▶ **What to do**:
Reproduce the entries from the first line through the line that contains "grid-cell[interactable] [513,403,534,424]", including both of those lines.

A block of data
— begin —
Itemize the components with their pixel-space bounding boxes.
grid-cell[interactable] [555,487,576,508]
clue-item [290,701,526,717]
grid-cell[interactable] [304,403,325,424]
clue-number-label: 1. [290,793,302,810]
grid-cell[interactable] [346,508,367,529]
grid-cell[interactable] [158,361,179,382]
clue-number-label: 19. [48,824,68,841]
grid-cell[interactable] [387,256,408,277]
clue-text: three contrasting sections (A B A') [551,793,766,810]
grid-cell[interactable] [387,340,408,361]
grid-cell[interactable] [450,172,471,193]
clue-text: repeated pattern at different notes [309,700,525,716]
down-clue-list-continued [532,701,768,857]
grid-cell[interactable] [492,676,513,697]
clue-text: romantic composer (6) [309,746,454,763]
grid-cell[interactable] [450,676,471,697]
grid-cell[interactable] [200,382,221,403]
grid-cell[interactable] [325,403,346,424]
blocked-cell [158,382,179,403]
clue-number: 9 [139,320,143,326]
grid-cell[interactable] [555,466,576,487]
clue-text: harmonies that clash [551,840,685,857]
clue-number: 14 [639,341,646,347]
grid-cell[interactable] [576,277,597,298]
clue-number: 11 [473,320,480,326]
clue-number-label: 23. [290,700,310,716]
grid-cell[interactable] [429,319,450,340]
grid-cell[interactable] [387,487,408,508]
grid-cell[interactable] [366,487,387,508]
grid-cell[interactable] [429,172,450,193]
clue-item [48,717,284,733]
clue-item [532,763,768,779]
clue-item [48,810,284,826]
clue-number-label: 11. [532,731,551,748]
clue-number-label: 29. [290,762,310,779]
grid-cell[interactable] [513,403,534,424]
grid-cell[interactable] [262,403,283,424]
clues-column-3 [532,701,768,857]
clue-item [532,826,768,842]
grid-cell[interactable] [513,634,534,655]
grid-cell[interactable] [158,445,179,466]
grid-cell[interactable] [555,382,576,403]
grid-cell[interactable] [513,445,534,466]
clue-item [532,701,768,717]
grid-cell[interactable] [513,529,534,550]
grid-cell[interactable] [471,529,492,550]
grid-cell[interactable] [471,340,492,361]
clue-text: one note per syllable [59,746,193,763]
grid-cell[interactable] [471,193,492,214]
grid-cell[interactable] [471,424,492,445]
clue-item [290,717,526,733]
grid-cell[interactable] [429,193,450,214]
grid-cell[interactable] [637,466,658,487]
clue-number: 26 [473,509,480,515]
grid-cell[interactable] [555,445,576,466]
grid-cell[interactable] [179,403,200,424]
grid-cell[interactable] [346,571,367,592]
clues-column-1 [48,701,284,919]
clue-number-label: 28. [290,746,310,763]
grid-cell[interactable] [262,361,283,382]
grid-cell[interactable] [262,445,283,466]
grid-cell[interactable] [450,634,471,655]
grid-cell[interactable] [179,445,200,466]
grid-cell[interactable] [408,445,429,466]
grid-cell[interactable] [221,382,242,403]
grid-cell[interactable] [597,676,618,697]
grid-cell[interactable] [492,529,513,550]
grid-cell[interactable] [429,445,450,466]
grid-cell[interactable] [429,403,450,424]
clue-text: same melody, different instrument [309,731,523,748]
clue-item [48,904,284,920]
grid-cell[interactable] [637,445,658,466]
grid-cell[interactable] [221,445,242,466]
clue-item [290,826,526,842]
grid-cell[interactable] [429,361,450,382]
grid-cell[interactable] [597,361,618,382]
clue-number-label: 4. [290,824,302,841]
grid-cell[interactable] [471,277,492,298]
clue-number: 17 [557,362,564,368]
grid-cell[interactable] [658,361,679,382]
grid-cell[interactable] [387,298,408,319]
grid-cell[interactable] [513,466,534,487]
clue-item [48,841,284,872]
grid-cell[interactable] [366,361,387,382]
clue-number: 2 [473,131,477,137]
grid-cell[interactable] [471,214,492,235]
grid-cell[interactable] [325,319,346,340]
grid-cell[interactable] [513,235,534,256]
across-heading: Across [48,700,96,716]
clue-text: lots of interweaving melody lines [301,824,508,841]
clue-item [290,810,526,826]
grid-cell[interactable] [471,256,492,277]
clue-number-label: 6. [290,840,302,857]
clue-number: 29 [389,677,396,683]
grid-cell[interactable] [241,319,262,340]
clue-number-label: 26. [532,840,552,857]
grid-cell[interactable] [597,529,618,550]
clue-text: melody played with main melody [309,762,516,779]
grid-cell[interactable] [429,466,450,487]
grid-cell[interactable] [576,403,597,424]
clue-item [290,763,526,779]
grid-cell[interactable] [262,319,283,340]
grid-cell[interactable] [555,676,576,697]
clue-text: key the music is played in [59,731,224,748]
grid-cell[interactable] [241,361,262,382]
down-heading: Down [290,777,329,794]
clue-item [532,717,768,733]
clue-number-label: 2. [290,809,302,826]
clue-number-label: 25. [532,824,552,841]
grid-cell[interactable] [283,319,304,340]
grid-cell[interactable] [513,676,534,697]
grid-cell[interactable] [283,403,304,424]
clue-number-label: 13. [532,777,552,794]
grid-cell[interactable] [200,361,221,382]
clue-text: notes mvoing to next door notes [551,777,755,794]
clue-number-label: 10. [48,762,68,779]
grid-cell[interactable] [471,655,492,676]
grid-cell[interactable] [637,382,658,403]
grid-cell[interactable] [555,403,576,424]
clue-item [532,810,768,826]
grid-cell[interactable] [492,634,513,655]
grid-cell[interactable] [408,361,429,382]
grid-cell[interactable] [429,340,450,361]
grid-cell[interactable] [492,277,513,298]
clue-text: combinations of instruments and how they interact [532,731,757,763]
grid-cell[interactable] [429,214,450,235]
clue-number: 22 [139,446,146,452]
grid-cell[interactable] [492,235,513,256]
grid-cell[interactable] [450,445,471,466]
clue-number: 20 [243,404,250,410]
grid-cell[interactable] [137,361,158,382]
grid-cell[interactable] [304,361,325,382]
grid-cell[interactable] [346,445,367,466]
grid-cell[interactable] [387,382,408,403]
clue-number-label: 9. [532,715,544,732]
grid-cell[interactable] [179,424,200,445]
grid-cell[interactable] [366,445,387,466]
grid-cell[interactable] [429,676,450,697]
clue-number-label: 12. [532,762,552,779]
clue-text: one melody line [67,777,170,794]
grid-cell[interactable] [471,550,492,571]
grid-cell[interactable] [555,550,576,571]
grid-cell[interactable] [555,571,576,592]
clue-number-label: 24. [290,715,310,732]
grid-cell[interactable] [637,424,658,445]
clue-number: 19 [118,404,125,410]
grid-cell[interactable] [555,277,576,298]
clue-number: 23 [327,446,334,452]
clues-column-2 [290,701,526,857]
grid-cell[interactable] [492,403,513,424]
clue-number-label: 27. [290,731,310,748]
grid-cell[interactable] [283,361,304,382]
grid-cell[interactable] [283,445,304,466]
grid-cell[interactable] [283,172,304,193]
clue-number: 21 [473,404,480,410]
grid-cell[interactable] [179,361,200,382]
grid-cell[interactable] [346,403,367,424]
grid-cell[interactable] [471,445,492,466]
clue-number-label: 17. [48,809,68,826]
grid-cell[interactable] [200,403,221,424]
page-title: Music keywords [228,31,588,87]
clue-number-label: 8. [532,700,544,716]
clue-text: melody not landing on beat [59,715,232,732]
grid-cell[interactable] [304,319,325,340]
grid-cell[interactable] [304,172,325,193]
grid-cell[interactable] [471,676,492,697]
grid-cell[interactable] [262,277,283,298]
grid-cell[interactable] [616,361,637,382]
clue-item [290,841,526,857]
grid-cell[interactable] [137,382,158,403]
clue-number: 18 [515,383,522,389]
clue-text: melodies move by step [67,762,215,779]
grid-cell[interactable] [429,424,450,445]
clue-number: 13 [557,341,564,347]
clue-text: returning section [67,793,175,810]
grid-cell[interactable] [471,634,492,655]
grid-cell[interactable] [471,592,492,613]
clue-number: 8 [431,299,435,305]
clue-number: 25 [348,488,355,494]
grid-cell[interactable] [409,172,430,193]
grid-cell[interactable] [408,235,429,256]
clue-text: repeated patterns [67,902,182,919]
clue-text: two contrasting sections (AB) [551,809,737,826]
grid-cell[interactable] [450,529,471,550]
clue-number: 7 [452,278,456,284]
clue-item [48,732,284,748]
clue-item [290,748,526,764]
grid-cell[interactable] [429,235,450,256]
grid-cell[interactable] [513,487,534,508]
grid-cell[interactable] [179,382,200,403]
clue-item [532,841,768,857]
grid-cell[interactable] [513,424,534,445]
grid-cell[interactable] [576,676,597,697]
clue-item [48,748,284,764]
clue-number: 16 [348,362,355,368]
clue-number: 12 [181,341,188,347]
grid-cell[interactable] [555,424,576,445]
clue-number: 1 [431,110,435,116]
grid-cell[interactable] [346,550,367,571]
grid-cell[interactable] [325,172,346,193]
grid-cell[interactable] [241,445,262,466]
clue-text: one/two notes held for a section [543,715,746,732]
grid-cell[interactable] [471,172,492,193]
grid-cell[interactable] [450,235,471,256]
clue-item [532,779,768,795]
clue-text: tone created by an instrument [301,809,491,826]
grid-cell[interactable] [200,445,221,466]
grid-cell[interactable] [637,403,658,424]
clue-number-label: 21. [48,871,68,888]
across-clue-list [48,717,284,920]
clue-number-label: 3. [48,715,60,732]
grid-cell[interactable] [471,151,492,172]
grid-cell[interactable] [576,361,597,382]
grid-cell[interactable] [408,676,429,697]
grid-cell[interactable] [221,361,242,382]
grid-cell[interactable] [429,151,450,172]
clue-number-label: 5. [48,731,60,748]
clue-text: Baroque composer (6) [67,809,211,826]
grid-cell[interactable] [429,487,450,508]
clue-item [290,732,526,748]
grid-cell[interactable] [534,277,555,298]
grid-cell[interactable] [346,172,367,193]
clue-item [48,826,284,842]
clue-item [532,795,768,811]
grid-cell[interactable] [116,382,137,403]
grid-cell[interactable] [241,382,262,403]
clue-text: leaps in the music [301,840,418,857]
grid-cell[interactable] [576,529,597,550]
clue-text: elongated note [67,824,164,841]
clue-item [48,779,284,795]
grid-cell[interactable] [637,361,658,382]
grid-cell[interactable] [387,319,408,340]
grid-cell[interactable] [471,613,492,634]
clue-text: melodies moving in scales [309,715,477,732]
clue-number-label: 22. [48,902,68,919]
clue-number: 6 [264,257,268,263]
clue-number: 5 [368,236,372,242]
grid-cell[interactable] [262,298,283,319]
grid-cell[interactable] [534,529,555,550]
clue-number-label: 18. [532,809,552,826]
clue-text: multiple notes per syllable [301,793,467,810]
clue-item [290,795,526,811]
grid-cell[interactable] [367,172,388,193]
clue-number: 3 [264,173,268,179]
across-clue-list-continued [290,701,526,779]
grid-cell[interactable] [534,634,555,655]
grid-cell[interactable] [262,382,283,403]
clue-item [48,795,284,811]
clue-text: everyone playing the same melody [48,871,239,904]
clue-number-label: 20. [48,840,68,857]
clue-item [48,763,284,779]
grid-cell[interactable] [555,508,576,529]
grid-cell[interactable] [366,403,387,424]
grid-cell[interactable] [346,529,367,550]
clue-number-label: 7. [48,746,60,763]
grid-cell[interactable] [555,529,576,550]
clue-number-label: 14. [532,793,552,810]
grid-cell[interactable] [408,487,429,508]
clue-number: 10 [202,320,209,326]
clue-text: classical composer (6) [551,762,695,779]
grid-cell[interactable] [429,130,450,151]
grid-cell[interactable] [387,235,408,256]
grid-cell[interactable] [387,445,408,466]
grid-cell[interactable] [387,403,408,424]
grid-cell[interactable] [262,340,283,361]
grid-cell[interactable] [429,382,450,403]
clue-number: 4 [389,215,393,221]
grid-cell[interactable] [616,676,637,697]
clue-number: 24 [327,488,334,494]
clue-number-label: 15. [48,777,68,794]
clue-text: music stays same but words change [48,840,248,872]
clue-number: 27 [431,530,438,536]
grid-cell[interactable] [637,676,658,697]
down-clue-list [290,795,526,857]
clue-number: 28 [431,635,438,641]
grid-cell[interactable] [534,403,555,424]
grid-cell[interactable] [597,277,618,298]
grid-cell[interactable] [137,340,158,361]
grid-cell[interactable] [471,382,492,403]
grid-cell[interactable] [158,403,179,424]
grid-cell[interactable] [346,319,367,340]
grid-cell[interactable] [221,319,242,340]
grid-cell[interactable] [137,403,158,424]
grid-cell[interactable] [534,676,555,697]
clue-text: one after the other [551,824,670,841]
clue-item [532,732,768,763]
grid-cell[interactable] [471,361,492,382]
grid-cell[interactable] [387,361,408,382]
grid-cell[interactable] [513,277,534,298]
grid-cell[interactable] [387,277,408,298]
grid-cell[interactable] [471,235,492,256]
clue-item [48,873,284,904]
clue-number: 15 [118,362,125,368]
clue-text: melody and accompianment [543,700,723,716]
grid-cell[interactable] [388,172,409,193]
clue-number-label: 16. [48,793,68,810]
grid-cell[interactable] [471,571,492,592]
— end —
▶ **Correct result**:
Itemize the components with their pixel-space bounding boxes.
grid-cell[interactable] [555,487,576,508]
clue-item [290,701,526,717]
grid-cell[interactable] [304,403,325,424]
clue-number-label: 1. [290,793,302,810]
grid-cell[interactable] [346,508,367,529]
grid-cell[interactable] [158,361,179,382]
clue-number-label: 19. [48,824,68,841]
grid-cell[interactable] [387,256,408,277]
clue-text: three contrasting sections (A B A') [551,793,766,810]
grid-cell[interactable] [387,340,408,361]
grid-cell[interactable] [450,172,471,193]
clue-text: repeated pattern at different notes [309,700,525,716]
down-clue-list-continued [532,701,768,857]
grid-cell[interactable] [492,676,513,697]
clue-text: romantic composer (6) [309,746,454,763]
grid-cell[interactable] [450,676,471,697]
grid-cell[interactable] [200,382,221,403]
grid-cell[interactable] [325,403,346,424]
blocked-cell [158,382,179,403]
clue-number: 9 [139,320,143,326]
grid-cell[interactable] [555,466,576,487]
clue-text: harmonies that clash [551,840,685,857]
clue-number: 14 [639,341,646,347]
grid-cell[interactable] [576,277,597,298]
clue-number: 11 [473,320,480,326]
clue-number-label: 23. [290,700,310,716]
grid-cell[interactable] [429,319,450,340]
grid-cell[interactable] [387,487,408,508]
grid-cell[interactable] [366,487,387,508]
grid-cell[interactable] [429,172,450,193]
clue-item [48,717,284,733]
clue-item [532,763,768,779]
clue-item [48,810,284,826]
clue-number-label: 11. [532,731,551,748]
clue-number-label: 29. [290,762,310,779]
grid-cell[interactable] [513,403,534,424]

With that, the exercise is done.